■ Task material ■
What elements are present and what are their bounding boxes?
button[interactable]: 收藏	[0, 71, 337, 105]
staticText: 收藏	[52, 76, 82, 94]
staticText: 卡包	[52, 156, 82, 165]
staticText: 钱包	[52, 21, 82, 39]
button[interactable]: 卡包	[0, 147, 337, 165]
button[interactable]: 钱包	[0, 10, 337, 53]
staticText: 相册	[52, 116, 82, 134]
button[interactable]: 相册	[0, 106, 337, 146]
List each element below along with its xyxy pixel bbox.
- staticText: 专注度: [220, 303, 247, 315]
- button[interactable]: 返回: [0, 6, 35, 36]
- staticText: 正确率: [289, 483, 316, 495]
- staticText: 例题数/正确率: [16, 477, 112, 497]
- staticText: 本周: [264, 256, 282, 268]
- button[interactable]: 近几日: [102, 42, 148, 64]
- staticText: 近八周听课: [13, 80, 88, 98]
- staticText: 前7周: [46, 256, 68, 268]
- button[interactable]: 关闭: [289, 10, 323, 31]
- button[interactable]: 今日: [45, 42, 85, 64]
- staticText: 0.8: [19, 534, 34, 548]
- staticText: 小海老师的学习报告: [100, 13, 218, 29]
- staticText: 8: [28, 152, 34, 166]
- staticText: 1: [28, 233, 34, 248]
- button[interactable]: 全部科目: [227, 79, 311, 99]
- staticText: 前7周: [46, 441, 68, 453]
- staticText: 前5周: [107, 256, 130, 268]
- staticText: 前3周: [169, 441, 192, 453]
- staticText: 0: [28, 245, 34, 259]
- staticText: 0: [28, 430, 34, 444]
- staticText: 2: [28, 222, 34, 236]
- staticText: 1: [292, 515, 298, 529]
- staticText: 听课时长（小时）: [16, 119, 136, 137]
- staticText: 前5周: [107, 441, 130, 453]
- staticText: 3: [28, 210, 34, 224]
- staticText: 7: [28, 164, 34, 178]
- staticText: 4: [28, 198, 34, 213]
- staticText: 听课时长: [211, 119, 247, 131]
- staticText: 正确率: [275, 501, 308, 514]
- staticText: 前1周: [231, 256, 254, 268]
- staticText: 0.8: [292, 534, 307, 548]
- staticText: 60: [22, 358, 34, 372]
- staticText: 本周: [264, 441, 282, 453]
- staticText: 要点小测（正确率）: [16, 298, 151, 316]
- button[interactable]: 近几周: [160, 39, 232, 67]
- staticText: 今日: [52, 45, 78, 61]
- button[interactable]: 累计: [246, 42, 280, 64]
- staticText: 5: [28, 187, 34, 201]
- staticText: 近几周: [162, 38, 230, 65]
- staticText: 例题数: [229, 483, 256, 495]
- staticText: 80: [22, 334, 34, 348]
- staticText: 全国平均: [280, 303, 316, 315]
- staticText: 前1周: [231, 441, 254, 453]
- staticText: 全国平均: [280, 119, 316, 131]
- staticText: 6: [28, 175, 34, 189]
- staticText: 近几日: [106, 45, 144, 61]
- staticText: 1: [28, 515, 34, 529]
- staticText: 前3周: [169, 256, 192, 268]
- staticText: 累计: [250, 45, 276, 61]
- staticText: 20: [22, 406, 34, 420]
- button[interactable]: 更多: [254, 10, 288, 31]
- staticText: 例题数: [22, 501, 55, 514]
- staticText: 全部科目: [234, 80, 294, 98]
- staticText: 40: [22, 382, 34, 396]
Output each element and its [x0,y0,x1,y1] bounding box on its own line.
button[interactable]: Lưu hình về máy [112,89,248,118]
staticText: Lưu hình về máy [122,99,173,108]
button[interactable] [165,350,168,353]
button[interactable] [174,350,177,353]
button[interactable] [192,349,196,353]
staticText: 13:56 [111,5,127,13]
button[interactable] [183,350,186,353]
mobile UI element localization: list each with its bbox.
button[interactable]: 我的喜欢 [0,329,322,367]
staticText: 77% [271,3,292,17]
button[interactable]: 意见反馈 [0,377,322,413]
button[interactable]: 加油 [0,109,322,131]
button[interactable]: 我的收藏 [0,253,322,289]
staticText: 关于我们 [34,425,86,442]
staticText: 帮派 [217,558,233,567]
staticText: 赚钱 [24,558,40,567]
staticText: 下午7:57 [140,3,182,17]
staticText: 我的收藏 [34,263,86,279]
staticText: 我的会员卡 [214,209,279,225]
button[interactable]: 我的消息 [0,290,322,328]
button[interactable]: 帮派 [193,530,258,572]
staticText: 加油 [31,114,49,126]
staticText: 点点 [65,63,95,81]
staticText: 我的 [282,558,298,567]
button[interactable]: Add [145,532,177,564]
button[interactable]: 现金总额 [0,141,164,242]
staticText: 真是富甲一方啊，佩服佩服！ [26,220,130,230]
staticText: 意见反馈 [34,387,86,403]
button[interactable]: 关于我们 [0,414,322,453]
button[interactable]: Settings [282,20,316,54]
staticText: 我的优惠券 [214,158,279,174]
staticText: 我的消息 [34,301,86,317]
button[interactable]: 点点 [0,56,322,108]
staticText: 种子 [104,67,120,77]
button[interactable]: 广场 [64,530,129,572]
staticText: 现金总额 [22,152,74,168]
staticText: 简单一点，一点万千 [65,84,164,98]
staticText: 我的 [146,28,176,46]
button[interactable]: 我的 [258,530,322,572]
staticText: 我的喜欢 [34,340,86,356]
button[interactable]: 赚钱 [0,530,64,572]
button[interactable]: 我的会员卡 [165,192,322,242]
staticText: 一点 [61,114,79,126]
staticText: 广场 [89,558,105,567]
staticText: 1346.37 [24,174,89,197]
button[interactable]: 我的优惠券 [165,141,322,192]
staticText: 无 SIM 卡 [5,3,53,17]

■ What is asked ■
Copy out every line above again, word for word, with nothing changed.

■ Correct output ■
What elements are present and what are their bounding boxes?
button[interactable]: 收藏	[0, 71, 337, 105]
staticText: 收藏	[52, 76, 82, 94]
staticText: 卡包	[52, 156, 82, 165]
staticText: 钱包	[52, 21, 82, 39]
button[interactable]: 卡包	[0, 147, 337, 165]
button[interactable]: 钱包	[0, 10, 337, 53]
staticText: 相册	[52, 116, 82, 134]
button[interactable]: 相册	[0, 106, 337, 146]
List each element below along with its xyxy pixel bbox.
- staticText: 专注度: [220, 303, 247, 315]
- button[interactable]: 返回: [0, 6, 35, 36]
- staticText: 正确率: [289, 483, 316, 495]
- staticText: 例题数/正确率: [16, 477, 112, 497]
- staticText: 本周: [264, 256, 282, 268]
- button[interactable]: 近几日: [102, 42, 148, 64]
- staticText: 近八周听课: [13, 80, 88, 98]
- staticText: 前7周: [46, 256, 68, 268]
- button[interactable]: 关闭: [289, 10, 323, 31]
- button[interactable]: 今日: [45, 42, 85, 64]
- staticText: 0.8: [19, 534, 34, 548]
- staticText: 小海老师的学习报告: [100, 13, 218, 29]
- staticText: 8: [28, 152, 34, 166]
- staticText: 1: [28, 233, 34, 248]
- button[interactable]: 全部科目: [227, 79, 311, 99]
- staticText: 前7周: [46, 441, 68, 453]
- staticText: 前5周: [107, 256, 130, 268]
- staticText: 前3周: [169, 441, 192, 453]
- staticText: 0: [28, 245, 34, 259]
- staticText: 0: [28, 430, 34, 444]
- staticText: 2: [28, 222, 34, 236]
- staticText: 1: [292, 515, 298, 529]
- staticText: 听课时长（小时）: [16, 119, 136, 137]
- staticText: 前5周: [107, 441, 130, 453]
- staticText: 3: [28, 210, 34, 224]
- staticText: 7: [28, 164, 34, 178]
- staticText: 4: [28, 198, 34, 213]
- staticText: 听课时长: [211, 119, 247, 131]
- staticText: 正确率: [275, 501, 308, 514]
- staticText: 前1周: [231, 256, 254, 268]
- staticText: 0.8: [292, 534, 307, 548]
- staticText: 60: [22, 358, 34, 372]
- staticText: 本周: [264, 441, 282, 453]
- staticText: 要点小测（正确率）: [16, 298, 151, 316]
- button[interactable]: 近几周: [160, 39, 232, 67]
- staticText: 今日: [52, 45, 78, 61]
- button[interactable]: 累计: [246, 42, 280, 64]
- staticText: 5: [28, 187, 34, 201]
- staticText: 近几周: [162, 38, 230, 65]
- staticText: 例题数: [229, 483, 256, 495]
- staticText: 80: [22, 334, 34, 348]
- staticText: 全国平均: [280, 303, 316, 315]
- staticText: 前1周: [231, 441, 254, 453]
- staticText: 全国平均: [280, 119, 316, 131]
- staticText: 6: [28, 175, 34, 189]
- staticText: 近几日: [106, 45, 144, 61]
- staticText: 1: [28, 515, 34, 529]
- staticText: 前3周: [169, 256, 192, 268]
- staticText: 累计: [250, 45, 276, 61]
- staticText: 20: [22, 406, 34, 420]
- button[interactable]: 更多: [254, 10, 288, 31]
- staticText: 例题数: [22, 501, 55, 514]
- staticText: 全部科目: [234, 80, 294, 98]
- staticText: 40: [22, 382, 34, 396]
Output each element and its [x0,y0,x1,y1] bounding box on its own line.
button[interactable]: Lưu hình về máy [112,89,248,118]
staticText: Lưu hình về máy [122,99,173,108]
button[interactable] [165,350,168,353]
button[interactable] [174,350,177,353]
button[interactable] [192,349,196,353]
staticText: 13:56 [111,5,127,13]
button[interactable] [183,350,186,353]
mobile UI element localization: list each with its bbox.
button[interactable]: 我的喜欢 [0,329,322,367]
staticText: 77% [271,3,292,17]
button[interactable]: 意见反馈 [0,377,322,413]
button[interactable]: 加油 [0,109,322,131]
button[interactable]: 我的收藏 [0,253,322,289]
staticText: 关于我们 [34,425,86,442]
staticText: 帮派 [217,558,233,567]
staticText: 赚钱 [24,558,40,567]
staticText: 下午7:57 [140,3,182,17]
staticText: 我的收藏 [34,263,86,279]
staticText: 我的会员卡 [214,209,279,225]
button[interactable]: 我的消息 [0,290,322,328]
button[interactable]: 帮派 [193,530,258,572]
staticText: 加油 [31,114,49,126]
staticText: 点点 [65,63,95,81]
staticText: 我的 [282,558,298,567]
button[interactable]: Add [145,532,177,564]
button[interactable]: 现金总额 [0,141,164,242]
staticText: 真是富甲一方啊，佩服佩服！ [26,220,130,230]
staticText: 意见反馈 [34,387,86,403]
button[interactable]: 关于我们 [0,414,322,453]
button[interactable]: Settings [282,20,316,54]
staticText: 我的优惠券 [214,158,279,174]
staticText: 我的消息 [34,301,86,317]
button[interactable]: 点点 [0,56,322,108]
staticText: 种子 [104,67,120,77]
button[interactable]: 广场 [64,530,129,572]
staticText: 现金总额 [22,152,74,168]
staticText: 简单一点，一点万千 [65,84,164,98]
staticText: 我的 [146,28,176,46]
button[interactable]: 我的 [258,530,322,572]
staticText: 我的喜欢 [34,340,86,356]
button[interactable]: 赚钱 [0,530,64,572]
button[interactable]: 我的会员卡 [165,192,322,242]
staticText: 一点 [61,114,79,126]
staticText: 广场 [89,558,105,567]
staticText: 1346.37 [24,174,89,197]
button[interactable]: 我的优惠券 [165,141,322,192]
staticText: 无 SIM 卡 [5,3,53,17]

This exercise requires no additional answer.